#### Data entries
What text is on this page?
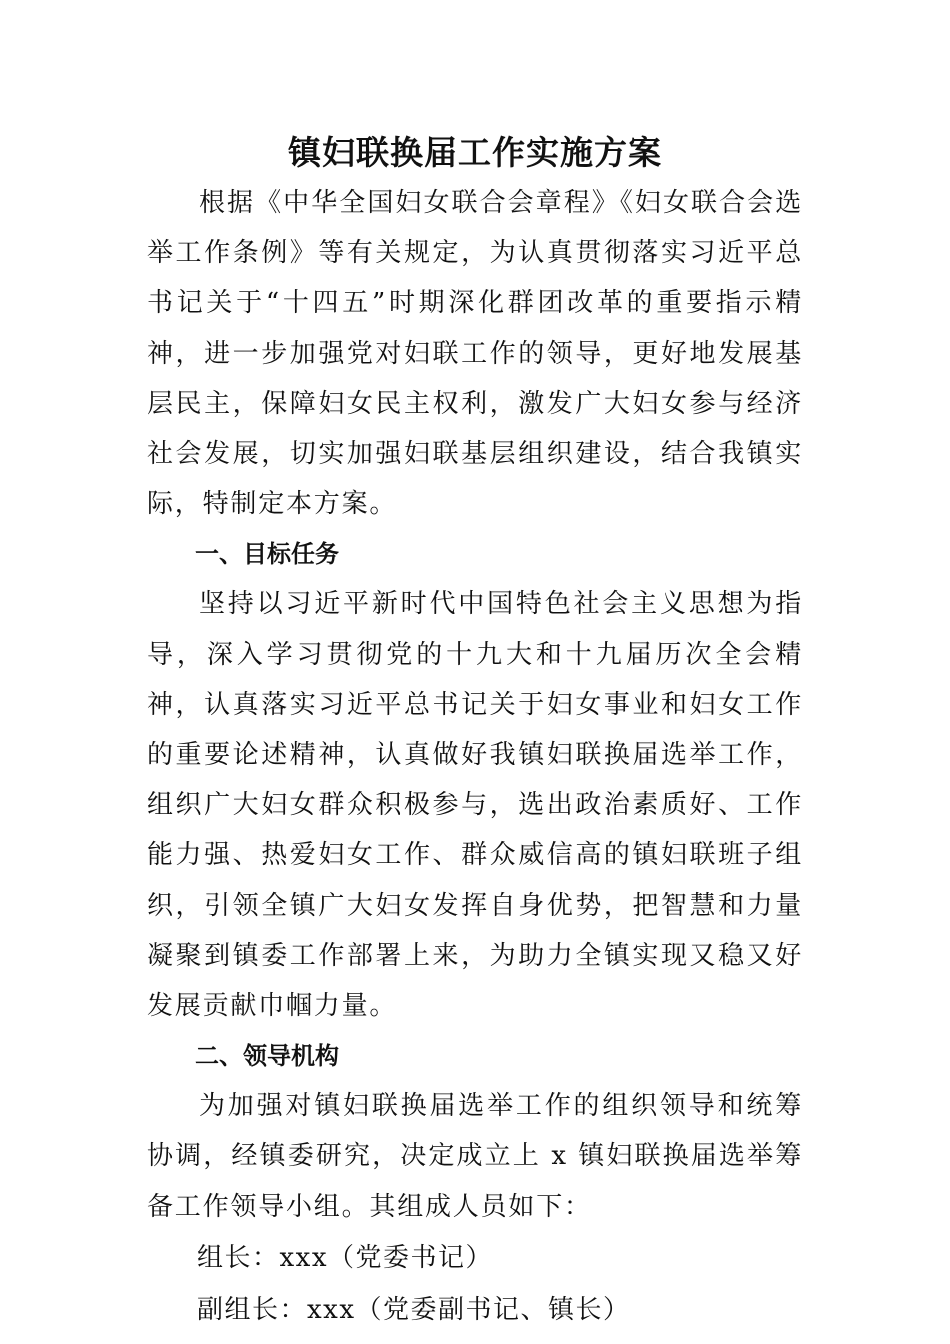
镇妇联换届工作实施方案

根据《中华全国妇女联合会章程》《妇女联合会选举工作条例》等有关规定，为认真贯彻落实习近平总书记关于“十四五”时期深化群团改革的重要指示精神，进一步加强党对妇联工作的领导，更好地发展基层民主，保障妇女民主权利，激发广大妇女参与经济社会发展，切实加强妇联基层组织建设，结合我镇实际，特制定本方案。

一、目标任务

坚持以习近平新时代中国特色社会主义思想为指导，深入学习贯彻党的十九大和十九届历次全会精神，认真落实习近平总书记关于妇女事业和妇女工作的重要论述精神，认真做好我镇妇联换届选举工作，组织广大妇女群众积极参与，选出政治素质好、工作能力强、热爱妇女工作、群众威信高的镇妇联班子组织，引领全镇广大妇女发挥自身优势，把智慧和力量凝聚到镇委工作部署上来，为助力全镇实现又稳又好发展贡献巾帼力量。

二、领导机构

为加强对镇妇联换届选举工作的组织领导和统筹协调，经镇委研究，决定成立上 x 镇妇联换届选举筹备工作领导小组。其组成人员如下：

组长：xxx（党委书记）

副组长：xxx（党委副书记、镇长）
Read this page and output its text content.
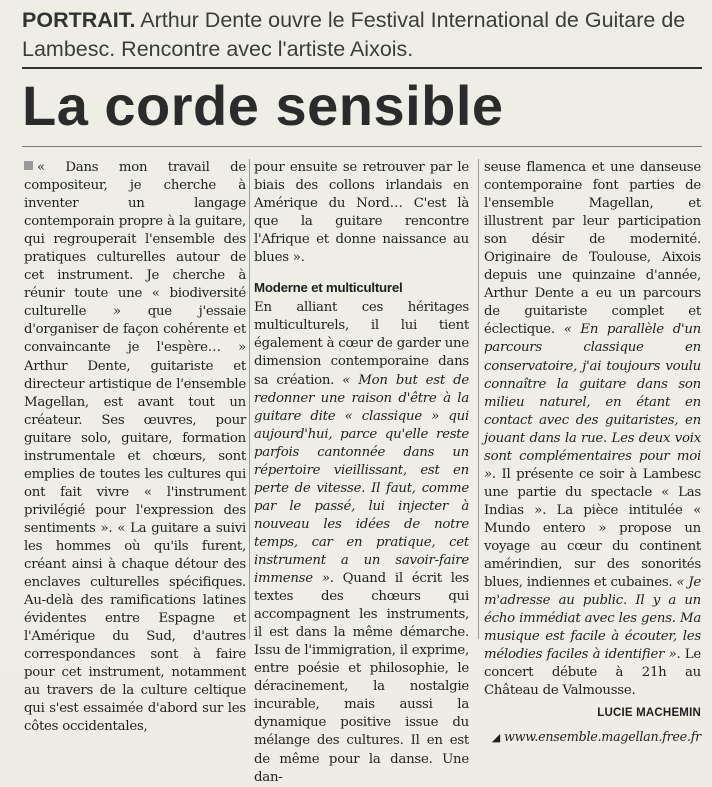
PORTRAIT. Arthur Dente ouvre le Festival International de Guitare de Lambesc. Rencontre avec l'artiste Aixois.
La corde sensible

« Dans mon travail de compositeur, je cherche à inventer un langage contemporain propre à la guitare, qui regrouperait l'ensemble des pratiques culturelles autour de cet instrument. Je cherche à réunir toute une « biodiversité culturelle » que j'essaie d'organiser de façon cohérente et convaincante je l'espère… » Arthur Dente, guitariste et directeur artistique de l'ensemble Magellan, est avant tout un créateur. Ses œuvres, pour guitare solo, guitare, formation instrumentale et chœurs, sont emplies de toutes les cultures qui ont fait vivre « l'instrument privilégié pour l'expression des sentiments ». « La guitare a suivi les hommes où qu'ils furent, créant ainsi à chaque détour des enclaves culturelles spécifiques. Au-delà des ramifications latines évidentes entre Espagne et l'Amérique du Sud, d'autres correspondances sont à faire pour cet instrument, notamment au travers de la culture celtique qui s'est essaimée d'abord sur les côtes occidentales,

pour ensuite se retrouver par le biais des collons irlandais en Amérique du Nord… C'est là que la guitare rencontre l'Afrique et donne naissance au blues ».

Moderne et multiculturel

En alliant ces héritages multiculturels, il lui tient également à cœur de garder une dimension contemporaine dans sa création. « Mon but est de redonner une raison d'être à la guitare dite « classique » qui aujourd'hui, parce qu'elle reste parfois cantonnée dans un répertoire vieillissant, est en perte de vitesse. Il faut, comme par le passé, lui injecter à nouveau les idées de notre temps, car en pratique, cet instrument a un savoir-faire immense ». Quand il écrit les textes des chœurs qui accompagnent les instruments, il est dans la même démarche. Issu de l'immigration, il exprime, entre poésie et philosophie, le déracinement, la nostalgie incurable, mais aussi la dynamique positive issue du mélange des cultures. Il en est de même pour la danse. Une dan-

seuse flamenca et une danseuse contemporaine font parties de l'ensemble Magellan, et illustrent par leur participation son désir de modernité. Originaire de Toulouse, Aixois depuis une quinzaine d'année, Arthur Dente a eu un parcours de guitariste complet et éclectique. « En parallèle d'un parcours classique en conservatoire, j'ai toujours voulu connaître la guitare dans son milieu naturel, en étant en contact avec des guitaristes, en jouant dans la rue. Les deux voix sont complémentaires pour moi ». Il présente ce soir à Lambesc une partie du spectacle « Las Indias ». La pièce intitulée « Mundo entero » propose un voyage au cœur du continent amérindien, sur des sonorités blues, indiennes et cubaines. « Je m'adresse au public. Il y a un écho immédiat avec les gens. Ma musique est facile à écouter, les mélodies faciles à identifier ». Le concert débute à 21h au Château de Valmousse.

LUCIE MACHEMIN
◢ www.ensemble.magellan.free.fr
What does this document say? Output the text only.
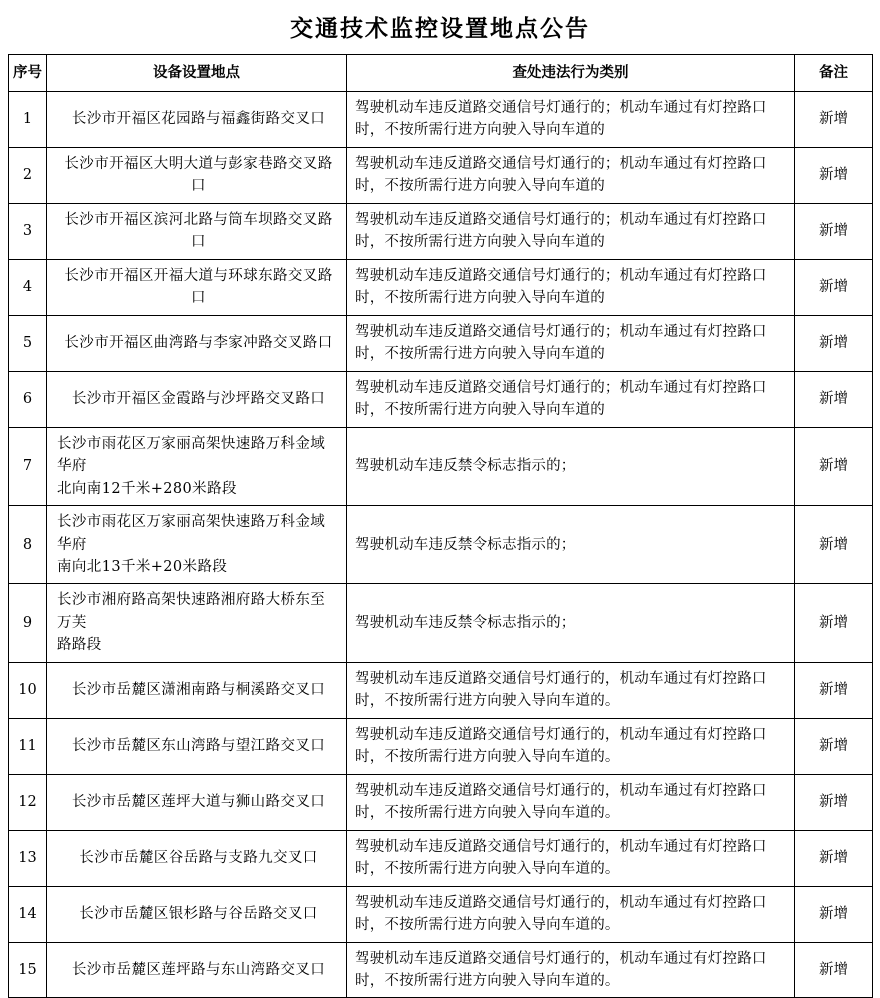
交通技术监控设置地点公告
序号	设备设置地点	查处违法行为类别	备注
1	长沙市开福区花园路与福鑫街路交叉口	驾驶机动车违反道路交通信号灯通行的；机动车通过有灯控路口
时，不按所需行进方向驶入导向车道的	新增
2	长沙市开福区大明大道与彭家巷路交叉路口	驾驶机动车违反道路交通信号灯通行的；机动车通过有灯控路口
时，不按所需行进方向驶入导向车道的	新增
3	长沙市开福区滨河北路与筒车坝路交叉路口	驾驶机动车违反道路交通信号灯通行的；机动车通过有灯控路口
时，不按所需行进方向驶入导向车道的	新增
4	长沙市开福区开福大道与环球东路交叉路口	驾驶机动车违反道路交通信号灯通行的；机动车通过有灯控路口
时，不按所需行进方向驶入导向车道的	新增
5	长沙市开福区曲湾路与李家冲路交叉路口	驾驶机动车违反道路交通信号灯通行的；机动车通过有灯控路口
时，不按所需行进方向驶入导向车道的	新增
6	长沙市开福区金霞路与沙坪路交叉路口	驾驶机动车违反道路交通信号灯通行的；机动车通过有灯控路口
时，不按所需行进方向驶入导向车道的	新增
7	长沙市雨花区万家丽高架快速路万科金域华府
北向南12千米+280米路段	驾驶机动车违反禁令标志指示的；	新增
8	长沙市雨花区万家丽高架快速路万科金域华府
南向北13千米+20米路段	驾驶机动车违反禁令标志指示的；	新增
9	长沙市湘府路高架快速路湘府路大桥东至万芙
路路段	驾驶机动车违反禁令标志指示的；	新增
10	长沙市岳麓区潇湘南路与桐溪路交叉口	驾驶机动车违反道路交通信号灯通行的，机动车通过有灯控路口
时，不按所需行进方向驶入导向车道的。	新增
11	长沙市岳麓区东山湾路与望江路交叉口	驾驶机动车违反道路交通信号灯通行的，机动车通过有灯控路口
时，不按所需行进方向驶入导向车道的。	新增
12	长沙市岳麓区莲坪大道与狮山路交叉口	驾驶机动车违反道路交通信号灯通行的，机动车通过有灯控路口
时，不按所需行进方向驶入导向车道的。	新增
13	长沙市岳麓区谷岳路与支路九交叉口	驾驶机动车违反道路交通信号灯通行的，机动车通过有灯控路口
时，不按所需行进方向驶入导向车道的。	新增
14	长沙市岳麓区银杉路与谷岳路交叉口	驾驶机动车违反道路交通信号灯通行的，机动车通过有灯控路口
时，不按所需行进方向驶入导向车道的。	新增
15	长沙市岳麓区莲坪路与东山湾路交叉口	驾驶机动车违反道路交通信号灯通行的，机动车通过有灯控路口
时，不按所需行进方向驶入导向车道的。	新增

#### Written exercise
Go over the records above line by line and count those holding the word "avec". Reply only with the number.

#### Response
2